→ **Problem to solve**
Write out the whole listing again, exactly as given.

→ **Extracted data**
· · · ·

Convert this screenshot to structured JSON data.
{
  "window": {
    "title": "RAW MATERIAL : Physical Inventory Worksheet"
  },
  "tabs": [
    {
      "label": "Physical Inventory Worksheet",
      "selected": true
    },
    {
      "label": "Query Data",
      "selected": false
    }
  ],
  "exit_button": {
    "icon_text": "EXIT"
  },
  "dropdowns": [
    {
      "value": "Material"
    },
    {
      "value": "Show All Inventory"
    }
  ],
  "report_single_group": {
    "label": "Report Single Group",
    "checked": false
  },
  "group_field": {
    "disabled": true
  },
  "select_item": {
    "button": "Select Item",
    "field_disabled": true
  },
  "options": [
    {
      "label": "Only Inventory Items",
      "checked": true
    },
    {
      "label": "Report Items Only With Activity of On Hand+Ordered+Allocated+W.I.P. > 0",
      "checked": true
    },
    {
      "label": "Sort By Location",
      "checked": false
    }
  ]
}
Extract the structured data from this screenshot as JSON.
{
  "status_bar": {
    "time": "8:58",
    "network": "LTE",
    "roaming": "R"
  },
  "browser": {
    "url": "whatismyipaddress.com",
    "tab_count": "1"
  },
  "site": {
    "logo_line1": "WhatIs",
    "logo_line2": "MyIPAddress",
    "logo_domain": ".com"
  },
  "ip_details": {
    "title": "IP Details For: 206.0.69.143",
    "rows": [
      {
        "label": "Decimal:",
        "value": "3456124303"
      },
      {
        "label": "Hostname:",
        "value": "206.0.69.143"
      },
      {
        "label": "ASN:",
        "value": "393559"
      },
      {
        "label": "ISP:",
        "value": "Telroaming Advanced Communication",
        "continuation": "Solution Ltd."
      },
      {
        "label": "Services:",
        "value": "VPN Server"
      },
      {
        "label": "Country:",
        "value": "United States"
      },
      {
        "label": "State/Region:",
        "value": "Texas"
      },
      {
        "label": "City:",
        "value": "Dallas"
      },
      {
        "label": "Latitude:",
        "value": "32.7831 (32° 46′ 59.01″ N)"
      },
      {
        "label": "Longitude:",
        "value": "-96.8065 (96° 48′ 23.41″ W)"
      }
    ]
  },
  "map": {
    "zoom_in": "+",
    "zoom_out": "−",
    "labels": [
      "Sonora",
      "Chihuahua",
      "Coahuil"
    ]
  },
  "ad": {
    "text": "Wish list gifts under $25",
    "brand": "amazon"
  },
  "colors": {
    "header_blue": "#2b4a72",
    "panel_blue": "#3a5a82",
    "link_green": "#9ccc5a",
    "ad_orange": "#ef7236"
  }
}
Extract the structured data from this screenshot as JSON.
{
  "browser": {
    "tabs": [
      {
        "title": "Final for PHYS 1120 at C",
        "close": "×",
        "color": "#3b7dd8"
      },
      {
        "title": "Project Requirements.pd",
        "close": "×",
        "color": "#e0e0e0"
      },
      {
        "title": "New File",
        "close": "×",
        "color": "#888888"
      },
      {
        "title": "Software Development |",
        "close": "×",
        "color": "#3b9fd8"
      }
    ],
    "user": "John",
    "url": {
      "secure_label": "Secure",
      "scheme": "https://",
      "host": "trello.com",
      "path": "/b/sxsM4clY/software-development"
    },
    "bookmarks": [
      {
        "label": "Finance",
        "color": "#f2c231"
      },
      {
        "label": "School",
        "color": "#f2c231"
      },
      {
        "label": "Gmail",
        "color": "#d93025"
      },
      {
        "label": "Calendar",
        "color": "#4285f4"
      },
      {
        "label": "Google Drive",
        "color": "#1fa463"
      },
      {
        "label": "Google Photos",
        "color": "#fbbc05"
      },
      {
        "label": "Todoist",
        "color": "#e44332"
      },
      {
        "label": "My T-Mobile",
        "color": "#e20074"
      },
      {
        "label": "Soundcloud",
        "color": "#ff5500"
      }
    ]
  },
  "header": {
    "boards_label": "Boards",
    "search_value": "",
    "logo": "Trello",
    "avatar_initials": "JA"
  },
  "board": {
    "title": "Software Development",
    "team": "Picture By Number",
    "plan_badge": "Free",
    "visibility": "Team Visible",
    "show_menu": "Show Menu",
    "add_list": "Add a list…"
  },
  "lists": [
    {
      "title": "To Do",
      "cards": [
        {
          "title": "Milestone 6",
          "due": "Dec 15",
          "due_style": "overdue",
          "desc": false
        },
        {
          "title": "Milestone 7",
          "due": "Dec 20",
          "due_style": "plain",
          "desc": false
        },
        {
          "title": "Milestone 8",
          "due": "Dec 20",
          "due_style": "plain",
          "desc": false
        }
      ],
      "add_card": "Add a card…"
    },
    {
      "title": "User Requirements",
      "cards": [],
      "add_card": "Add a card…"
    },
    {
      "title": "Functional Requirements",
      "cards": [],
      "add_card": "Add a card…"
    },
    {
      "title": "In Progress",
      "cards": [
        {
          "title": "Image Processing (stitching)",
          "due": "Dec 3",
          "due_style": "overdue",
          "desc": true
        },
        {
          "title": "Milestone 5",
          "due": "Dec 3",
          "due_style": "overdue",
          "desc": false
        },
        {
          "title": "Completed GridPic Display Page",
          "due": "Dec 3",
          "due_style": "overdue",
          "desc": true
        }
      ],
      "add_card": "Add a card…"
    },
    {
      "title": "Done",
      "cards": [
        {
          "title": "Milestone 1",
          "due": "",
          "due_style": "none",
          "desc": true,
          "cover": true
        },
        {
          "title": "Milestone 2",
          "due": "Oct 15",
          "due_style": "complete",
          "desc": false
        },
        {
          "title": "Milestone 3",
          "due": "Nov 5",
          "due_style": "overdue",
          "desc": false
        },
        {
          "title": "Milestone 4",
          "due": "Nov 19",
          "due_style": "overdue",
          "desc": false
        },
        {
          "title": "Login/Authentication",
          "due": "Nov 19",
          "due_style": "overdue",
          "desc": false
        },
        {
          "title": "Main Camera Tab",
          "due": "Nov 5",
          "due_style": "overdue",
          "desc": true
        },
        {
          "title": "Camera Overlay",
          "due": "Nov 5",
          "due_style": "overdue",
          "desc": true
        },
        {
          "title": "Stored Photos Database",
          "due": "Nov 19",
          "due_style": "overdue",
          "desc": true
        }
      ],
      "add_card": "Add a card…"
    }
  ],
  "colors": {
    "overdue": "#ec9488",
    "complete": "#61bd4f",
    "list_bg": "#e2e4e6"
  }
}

· · · ·

→ **Expected answer**
Convert this screenshot to structured JSON data.
{
  "window": {
    "title": "RAW MATERIAL : Physical Inventory Worksheet"
  },
  "tabs": [
    {
      "label": "Physical Inventory Worksheet",
      "selected": true
    },
    {
      "label": "Query Data",
      "selected": false
    }
  ],
  "exit_button": {
    "icon_text": "EXIT"
  },
  "dropdowns": [
    {
      "value": "Material"
    },
    {
      "value": "Show All Inventory"
    }
  ],
  "report_single_group": {
    "label": "Report Single Group",
    "checked": false
  },
  "group_field": {
    "disabled": true
  },
  "select_item": {
    "button": "Select Item",
    "field_disabled": true
  },
  "options": [
    {
      "label": "Only Inventory Items",
      "checked": true
    },
    {
      "label": "Report Items Only With Activity of On Hand+Ordered+Allocated+W.I.P. > 0",
      "checked": true
    },
    {
      "label": "Sort By Location",
      "checked": false
    }
  ]
}
Extract the structured data from this screenshot as JSON.
{
  "status_bar": {
    "time": "8:58",
    "network": "LTE",
    "roaming": "R"
  },
  "browser": {
    "url": "whatismyipaddress.com",
    "tab_count": "1"
  },
  "site": {
    "logo_line1": "WhatIs",
    "logo_line2": "MyIPAddress",
    "logo_domain": ".com"
  },
  "ip_details": {
    "title": "IP Details For: 206.0.69.143",
    "rows": [
      {
        "label": "Decimal:",
        "value": "3456124303"
      },
      {
        "label": "Hostname:",
        "value": "206.0.69.143"
      },
      {
        "label": "ASN:",
        "value": "393559"
      },
      {
        "label": "ISP:",
        "value": "Telroaming Advanced Communication",
        "continuation": "Solution Ltd."
      },
      {
        "label": "Services:",
        "value": "VPN Server"
      },
      {
        "label": "Country:",
        "value": "United States"
      },
      {
        "label": "State/Region:",
        "value": "Texas"
      },
      {
        "label": "City:",
        "value": "Dallas"
      },
      {
        "label": "Latitude:",
        "value": "32.7831 (32° 46′ 59.01″ N)"
      },
      {
        "label": "Longitude:",
        "value": "-96.8065 (96° 48′ 23.41″ W)"
      }
    ]
  },
  "map": {
    "zoom_in": "+",
    "zoom_out": "−",
    "labels": [
      "Sonora",
      "Chihuahua",
      "Coahuil"
    ]
  },
  "ad": {
    "text": "Wish list gifts under $25",
    "brand": "amazon"
  },
  "colors": {
    "header_blue": "#2b4a72",
    "panel_blue": "#3a5a82",
    "link_green": "#9ccc5a",
    "ad_orange": "#ef7236"
  }
}
Extract the structured data from this screenshot as JSON.
{
  "browser": {
    "tabs": [
      {
        "title": "Final for PHYS 1120 at C",
        "close": "×",
        "color": "#3b7dd8"
      },
      {
        "title": "Project Requirements.pd",
        "close": "×",
        "color": "#e0e0e0"
      },
      {
        "title": "New File",
        "close": "×",
        "color": "#888888"
      },
      {
        "title": "Software Development |",
        "close": "×",
        "color": "#3b9fd8"
      }
    ],
    "user": "John",
    "url": {
      "secure_label": "Secure",
      "scheme": "https://",
      "host": "trello.com",
      "path": "/b/sxsM4clY/software-development"
    },
    "bookmarks": [
      {
        "label": "Finance",
        "color": "#f2c231"
      },
      {
        "label": "School",
        "color": "#f2c231"
      },
      {
        "label": "Gmail",
        "color": "#d93025"
      },
      {
        "label": "Calendar",
        "color": "#4285f4"
      },
      {
        "label": "Google Drive",
        "color": "#1fa463"
      },
      {
        "label": "Google Photos",
        "color": "#fbbc05"
      },
      {
        "label": "Todoist",
        "color": "#e44332"
      },
      {
        "label": "My T-Mobile",
        "color": "#e20074"
      },
      {
        "label": "Soundcloud",
        "color": "#ff5500"
      }
    ]
  },
  "header": {
    "boards_label": "Boards",
    "search_value": "",
    "logo": "Trello",
    "avatar_initials": "JA"
  },
  "board": {
    "title": "Software Development",
    "team": "Picture By Number",
    "plan_badge": "Free",
    "visibility": "Team Visible",
    "show_menu": "Show Menu",
    "add_list": "Add a list…"
  },
  "lists": [
    {
      "title": "To Do",
      "cards": [
        {
          "title": "Milestone 6",
          "due": "Dec 15",
          "due_style": "overdue",
          "desc": false
        },
        {
          "title": "Milestone 7",
          "due": "Dec 20",
          "due_style": "plain",
          "desc": false
        },
        {
          "title": "Milestone 8",
          "due": "Dec 20",
          "due_style": "plain",
          "desc": false
        }
      ],
      "add_card": "Add a card…"
    },
    {
      "title": "User Requirements",
      "cards": [],
      "add_card": "Add a card…"
    },
    {
      "title": "Functional Requirements",
      "cards": [],
      "add_card": "Add a card…"
    },
    {
      "title": "In Progress",
      "cards": [
        {
          "title": "Image Processing (stitching)",
          "due": "Dec 3",
          "due_style": "overdue",
          "desc": true
        },
        {
          "title": "Milestone 5",
          "due": "Dec 3",
          "due_style": "overdue",
          "desc": false
        },
        {
          "title": "Completed GridPic Display Page",
          "due": "Dec 3",
          "due_style": "overdue",
          "desc": true
        }
      ],
      "add_card": "Add a card…"
    },
    {
      "title": "Done",
      "cards": [
        {
          "title": "Milestone 1",
          "due": "",
          "due_style": "none",
          "desc": true,
          "cover": true
        },
        {
          "title": "Milestone 2",
          "due": "Oct 15",
          "due_style": "complete",
          "desc": false
        },
        {
          "title": "Milestone 3",
          "due": "Nov 5",
          "due_style": "overdue",
          "desc": false
        },
        {
          "title": "Milestone 4",
          "due": "Nov 19",
          "due_style": "overdue",
          "desc": false
        },
        {
          "title": "Login/Authentication",
          "due": "Nov 19",
          "due_style": "overdue",
          "desc": false
        },
        {
          "title": "Main Camera Tab",
          "due": "Nov 5",
          "due_style": "overdue",
          "desc": true
        },
        {
          "title": "Camera Overlay",
          "due": "Nov 5",
          "due_style": "overdue",
          "desc": true
        },
        {
          "title": "Stored Photos Database",
          "due": "Nov 19",
          "due_style": "overdue",
          "desc": true
        }
      ],
      "add_card": "Add a card…"
    }
  ],
  "colors": {
    "overdue": "#ec9488",
    "complete": "#61bd4f",
    "list_bg": "#e2e4e6"
  }
}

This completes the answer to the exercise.